**WHAT TO WORK ON**
Locate each line containing the string "unlocked" and copy it out.

Stored items from a collection:
────────
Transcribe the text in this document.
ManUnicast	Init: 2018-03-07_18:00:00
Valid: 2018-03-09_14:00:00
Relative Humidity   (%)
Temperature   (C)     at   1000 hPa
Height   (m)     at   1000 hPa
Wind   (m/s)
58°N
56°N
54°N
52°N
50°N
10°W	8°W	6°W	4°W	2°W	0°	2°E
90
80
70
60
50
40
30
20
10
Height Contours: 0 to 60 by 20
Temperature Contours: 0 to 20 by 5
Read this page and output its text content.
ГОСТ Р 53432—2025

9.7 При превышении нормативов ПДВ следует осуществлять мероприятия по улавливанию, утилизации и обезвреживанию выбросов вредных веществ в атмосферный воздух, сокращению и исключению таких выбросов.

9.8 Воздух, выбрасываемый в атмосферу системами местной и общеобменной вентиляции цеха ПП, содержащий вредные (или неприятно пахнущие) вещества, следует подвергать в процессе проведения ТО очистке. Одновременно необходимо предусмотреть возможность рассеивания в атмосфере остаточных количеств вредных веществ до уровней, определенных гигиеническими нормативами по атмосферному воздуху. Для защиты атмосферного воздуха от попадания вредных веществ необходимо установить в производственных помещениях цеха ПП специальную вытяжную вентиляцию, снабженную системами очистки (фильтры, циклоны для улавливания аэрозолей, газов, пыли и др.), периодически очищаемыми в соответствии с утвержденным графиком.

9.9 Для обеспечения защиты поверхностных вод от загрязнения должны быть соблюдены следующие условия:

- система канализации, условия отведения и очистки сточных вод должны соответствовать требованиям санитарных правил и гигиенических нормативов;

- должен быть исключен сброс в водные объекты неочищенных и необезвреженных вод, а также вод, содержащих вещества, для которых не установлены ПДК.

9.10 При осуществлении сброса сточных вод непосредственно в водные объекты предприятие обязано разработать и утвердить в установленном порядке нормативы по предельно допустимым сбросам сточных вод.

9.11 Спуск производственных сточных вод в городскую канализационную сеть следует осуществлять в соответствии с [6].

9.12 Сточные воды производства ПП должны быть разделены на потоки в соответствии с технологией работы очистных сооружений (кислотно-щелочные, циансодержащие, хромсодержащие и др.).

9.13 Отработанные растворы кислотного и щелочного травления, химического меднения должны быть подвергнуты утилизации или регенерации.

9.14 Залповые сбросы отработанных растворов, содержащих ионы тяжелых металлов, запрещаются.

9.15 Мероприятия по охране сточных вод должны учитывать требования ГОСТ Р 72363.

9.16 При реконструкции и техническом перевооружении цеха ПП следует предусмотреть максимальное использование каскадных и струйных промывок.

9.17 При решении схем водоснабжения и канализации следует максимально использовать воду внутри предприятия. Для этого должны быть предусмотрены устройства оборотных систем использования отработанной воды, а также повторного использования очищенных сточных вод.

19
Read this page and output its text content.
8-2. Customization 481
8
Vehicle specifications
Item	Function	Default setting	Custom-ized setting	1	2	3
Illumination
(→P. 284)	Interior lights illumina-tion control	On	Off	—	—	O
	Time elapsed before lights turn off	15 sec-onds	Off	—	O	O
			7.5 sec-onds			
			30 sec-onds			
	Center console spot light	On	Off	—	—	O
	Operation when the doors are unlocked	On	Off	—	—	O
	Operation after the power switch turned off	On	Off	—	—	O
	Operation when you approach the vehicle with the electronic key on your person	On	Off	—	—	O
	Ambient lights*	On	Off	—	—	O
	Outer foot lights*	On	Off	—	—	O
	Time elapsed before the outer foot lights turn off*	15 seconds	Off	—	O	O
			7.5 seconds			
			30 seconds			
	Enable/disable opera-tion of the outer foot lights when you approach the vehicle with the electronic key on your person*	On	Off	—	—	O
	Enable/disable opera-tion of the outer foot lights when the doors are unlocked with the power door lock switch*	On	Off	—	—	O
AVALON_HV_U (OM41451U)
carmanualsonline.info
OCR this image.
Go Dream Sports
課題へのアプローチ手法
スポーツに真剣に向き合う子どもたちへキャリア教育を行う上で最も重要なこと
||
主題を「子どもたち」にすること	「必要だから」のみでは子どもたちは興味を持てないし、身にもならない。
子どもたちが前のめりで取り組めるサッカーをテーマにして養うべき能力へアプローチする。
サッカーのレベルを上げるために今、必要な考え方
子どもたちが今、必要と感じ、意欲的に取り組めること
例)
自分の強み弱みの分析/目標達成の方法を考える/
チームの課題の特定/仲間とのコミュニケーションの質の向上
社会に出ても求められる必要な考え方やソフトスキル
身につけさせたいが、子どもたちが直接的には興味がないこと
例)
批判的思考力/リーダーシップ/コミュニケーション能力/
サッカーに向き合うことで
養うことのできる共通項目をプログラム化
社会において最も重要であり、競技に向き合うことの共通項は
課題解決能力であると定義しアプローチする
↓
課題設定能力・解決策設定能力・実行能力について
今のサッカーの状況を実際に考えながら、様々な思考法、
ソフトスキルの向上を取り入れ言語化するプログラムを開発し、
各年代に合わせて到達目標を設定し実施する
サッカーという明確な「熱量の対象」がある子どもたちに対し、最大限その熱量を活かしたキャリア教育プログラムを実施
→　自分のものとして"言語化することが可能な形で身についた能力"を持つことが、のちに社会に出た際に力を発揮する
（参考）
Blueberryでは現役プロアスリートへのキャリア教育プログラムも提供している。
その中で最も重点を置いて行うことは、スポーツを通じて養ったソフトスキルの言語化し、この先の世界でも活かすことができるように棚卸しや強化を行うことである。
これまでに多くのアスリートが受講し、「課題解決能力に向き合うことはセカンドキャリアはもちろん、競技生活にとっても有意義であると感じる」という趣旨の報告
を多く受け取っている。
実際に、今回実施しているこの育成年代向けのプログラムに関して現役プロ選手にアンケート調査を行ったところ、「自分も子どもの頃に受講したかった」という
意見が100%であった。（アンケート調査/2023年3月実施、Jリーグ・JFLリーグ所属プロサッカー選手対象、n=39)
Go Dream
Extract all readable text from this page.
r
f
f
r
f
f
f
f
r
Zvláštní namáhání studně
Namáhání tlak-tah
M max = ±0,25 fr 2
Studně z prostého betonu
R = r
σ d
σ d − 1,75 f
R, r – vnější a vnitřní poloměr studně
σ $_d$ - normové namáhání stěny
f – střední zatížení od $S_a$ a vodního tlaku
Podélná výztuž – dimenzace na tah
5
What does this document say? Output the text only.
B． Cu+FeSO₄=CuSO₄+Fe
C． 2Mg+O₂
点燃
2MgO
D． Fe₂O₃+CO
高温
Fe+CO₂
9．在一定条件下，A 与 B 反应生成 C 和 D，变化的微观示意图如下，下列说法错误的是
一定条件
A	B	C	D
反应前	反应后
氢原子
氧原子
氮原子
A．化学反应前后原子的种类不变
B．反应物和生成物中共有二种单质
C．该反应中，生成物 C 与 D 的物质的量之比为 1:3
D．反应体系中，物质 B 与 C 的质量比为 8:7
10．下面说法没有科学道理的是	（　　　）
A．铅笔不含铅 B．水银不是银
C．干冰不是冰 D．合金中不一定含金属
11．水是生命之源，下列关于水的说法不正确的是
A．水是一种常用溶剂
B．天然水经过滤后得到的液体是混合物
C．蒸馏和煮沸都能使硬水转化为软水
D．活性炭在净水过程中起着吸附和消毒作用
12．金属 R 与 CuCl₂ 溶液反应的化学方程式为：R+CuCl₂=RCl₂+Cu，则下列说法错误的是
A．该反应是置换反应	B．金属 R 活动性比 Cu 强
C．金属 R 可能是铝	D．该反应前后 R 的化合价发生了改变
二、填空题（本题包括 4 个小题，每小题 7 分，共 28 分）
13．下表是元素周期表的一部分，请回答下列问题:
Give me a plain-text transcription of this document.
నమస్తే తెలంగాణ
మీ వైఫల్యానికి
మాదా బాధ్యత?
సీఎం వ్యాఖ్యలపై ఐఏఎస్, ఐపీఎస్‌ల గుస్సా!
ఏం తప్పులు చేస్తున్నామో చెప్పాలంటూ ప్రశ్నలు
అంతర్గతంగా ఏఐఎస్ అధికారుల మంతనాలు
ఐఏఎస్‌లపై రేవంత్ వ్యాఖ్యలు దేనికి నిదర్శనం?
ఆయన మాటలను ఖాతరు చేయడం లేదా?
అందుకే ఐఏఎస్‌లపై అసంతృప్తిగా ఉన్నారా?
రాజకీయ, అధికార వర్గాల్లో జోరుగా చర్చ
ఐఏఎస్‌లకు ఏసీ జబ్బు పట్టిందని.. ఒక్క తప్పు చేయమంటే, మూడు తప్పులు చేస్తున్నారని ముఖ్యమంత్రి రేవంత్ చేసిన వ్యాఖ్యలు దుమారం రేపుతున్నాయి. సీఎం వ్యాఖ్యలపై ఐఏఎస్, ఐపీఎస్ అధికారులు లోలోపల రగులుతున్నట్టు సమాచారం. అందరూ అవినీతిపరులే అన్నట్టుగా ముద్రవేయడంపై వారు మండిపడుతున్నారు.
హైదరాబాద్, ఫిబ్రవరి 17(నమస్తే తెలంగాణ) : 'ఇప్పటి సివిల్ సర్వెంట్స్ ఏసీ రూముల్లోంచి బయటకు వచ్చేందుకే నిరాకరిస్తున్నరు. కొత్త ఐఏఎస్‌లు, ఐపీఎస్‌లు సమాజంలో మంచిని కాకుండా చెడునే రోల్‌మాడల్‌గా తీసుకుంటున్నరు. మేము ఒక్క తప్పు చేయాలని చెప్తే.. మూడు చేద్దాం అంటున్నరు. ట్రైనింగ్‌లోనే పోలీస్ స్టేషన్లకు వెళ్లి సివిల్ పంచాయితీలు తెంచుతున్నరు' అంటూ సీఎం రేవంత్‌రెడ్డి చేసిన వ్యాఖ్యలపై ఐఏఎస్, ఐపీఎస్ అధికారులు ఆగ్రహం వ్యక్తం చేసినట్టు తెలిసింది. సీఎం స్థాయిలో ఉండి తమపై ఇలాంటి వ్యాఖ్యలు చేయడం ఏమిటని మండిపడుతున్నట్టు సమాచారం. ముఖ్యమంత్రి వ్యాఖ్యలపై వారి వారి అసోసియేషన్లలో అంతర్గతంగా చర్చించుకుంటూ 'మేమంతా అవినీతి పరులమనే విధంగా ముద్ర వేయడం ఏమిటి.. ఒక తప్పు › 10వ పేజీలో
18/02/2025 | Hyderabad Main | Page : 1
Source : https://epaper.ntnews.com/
────────
**OUTPUT FOR THIS EXERCISE**
	Operation when the doors are unlocked	On	Off	—	—	O
	Enable/disable opera-tion of the outer foot lights when the doors are unlocked with the power door lock switch*	On	Off	—	—	O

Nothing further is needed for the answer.